*Stated goal:* State how many lines include "JSON", giving the number by itself.

*Record extracts:*
================================

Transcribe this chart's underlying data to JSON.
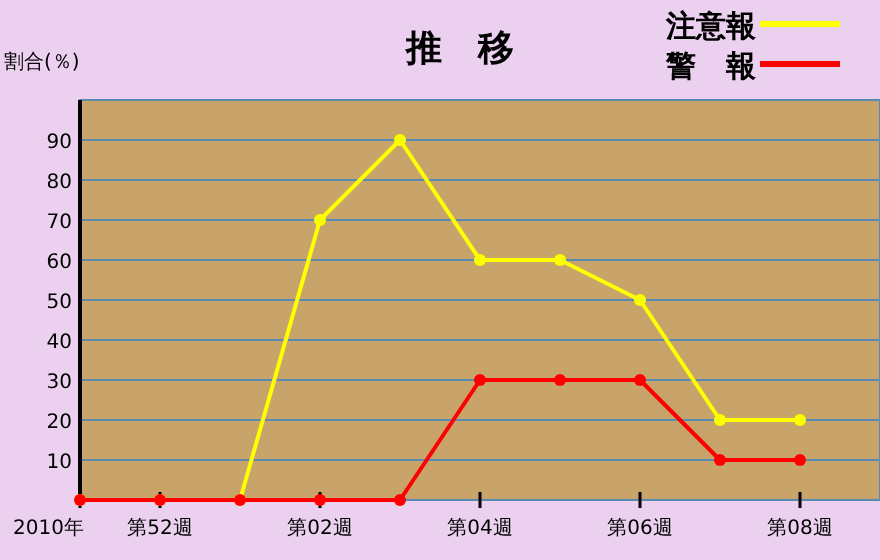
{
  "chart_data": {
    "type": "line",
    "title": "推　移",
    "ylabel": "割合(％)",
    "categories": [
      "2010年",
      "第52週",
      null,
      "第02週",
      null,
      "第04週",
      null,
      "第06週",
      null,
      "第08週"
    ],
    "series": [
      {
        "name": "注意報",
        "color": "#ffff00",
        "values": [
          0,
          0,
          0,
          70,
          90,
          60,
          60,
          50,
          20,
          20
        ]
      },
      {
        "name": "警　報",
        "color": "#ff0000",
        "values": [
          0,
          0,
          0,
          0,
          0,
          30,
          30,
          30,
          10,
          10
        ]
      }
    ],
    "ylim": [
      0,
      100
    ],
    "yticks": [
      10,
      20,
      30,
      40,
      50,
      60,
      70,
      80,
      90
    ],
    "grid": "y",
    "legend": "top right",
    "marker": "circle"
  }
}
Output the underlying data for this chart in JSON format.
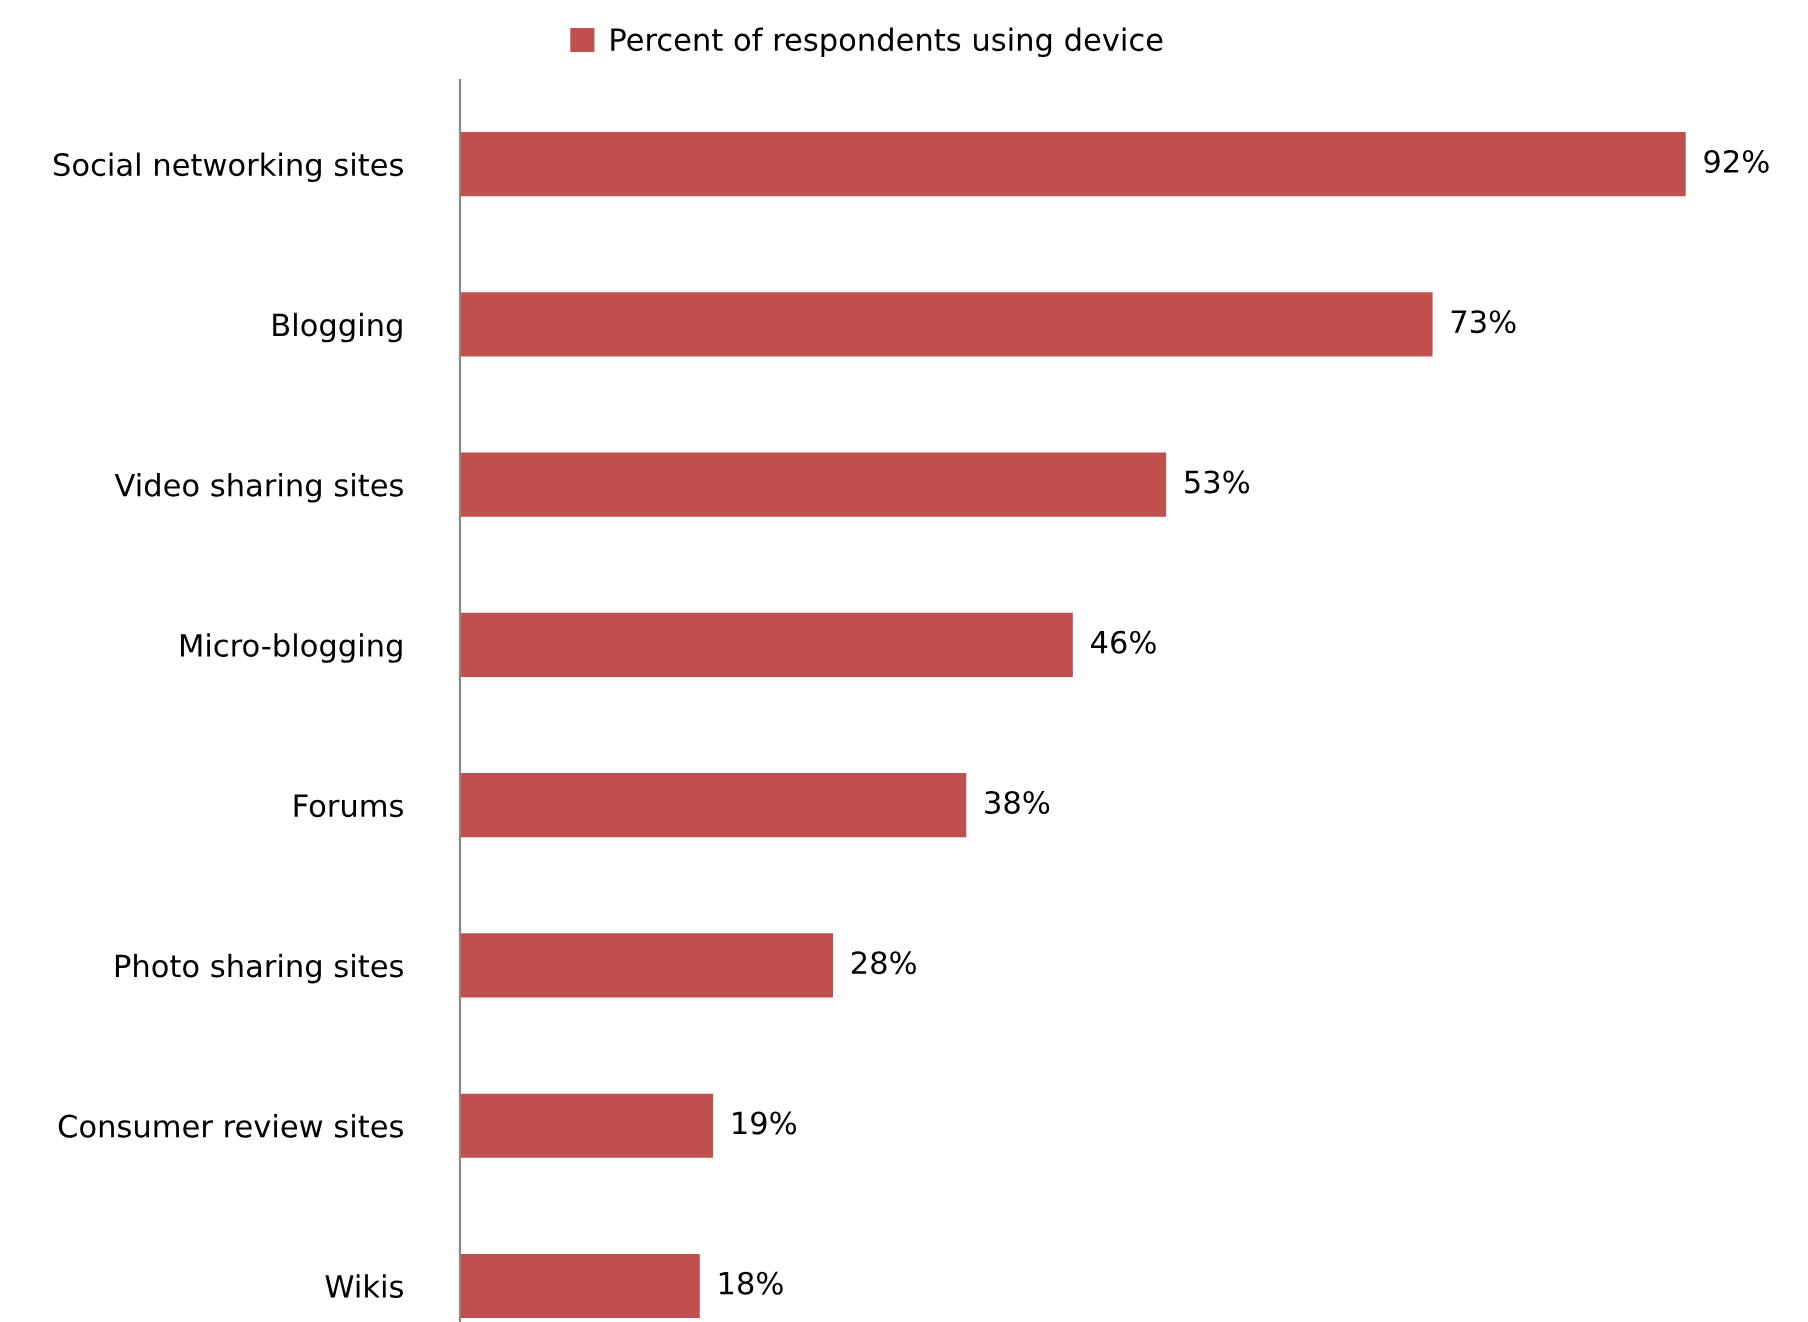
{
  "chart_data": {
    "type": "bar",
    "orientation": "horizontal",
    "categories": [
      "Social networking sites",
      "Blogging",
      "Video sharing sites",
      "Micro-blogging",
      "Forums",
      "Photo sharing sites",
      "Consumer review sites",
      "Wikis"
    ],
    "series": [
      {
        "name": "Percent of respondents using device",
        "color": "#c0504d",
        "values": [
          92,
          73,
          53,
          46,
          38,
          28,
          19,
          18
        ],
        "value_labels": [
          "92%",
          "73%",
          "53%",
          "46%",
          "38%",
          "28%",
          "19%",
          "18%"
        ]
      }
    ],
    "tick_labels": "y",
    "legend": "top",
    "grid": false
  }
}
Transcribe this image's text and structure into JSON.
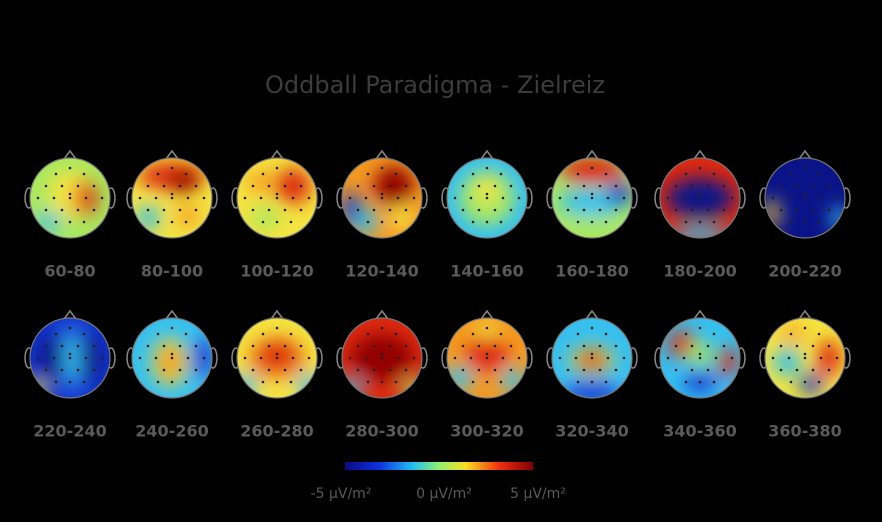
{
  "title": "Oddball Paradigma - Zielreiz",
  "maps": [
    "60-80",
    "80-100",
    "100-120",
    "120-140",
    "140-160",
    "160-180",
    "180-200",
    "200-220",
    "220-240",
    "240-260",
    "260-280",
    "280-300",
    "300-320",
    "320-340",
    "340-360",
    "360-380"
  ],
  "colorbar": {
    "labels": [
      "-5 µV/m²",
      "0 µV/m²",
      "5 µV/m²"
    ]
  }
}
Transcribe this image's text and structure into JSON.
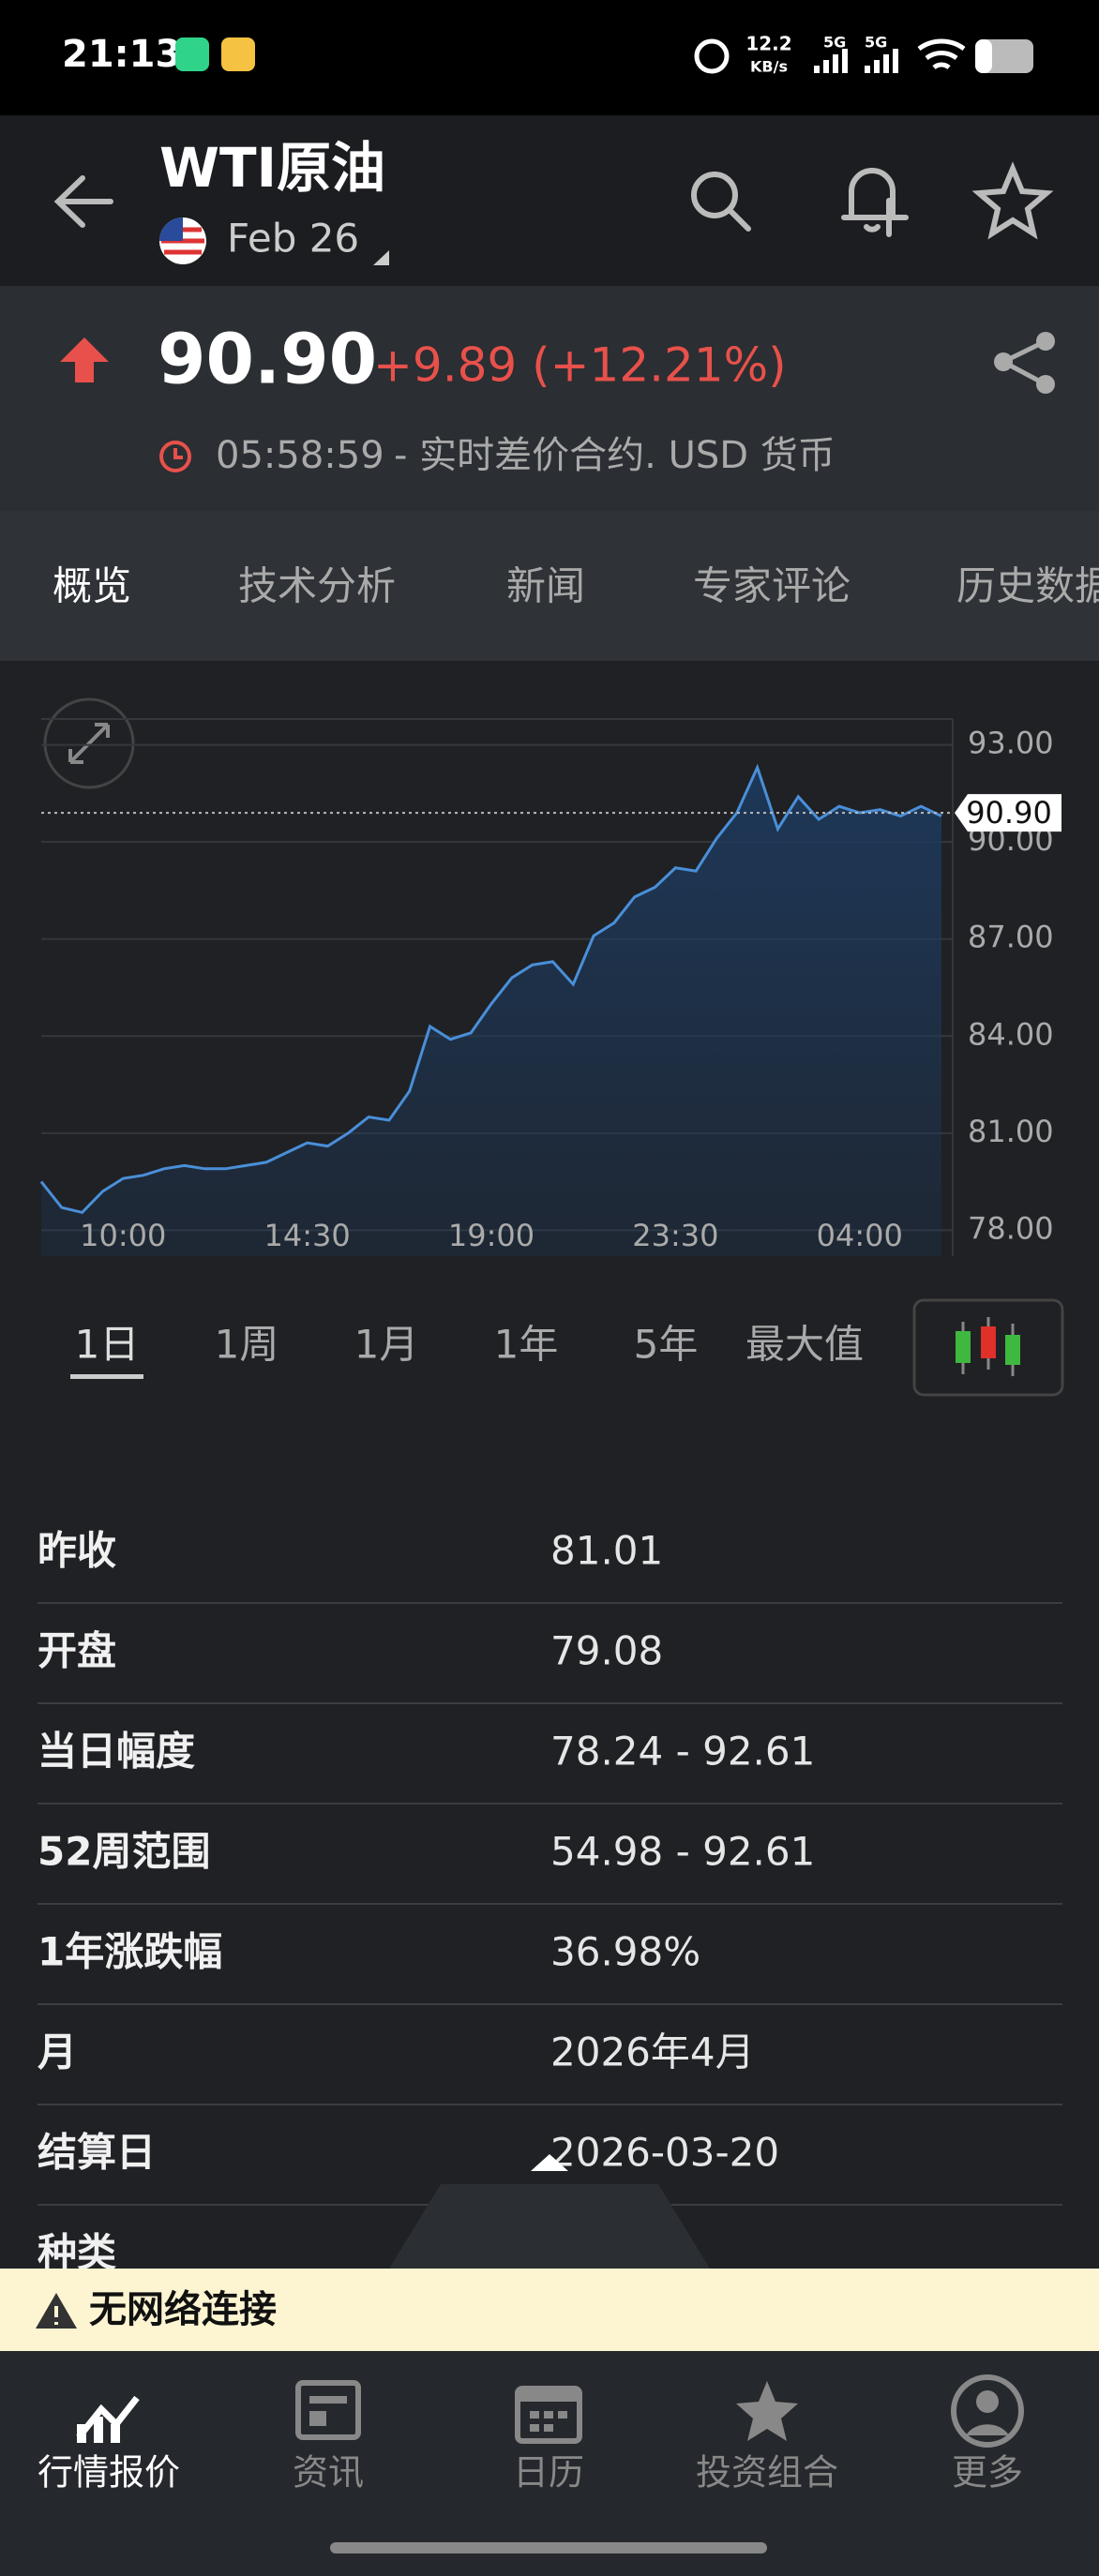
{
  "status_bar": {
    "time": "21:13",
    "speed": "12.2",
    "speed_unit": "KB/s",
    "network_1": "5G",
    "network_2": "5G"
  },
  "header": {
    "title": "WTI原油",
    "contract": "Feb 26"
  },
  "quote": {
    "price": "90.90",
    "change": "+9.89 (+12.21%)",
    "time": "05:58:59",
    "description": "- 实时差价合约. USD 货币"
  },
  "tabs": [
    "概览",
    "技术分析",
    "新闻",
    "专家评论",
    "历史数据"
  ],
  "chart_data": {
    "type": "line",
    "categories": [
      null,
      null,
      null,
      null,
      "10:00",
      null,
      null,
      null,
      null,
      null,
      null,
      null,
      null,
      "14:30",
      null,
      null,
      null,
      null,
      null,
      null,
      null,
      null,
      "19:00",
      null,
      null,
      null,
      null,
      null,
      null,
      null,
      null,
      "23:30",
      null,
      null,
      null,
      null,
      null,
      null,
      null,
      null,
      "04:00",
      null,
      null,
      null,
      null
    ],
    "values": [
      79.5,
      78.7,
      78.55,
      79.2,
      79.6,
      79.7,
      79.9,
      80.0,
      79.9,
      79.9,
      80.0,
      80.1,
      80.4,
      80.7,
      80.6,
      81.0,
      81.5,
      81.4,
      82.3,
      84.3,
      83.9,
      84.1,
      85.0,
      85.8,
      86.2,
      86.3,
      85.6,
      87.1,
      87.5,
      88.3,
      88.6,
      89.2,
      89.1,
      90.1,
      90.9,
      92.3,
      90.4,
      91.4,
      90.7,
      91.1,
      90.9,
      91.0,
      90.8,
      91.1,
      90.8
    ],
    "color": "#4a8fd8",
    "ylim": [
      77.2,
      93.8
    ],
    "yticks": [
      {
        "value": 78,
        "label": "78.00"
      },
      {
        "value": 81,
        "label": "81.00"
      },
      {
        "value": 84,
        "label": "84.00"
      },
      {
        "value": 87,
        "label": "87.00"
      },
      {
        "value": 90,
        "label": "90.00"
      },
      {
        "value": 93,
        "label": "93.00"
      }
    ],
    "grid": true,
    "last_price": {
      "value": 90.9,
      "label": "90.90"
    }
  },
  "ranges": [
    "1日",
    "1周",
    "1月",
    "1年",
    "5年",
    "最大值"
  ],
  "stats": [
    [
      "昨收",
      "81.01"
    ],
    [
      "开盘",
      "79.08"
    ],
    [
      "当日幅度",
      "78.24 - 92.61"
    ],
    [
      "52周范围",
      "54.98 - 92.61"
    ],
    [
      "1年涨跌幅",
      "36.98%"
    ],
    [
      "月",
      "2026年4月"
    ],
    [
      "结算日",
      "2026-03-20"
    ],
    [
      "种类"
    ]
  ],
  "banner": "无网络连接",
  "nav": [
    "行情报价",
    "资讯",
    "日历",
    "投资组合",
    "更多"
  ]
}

================================

*Solution:* 4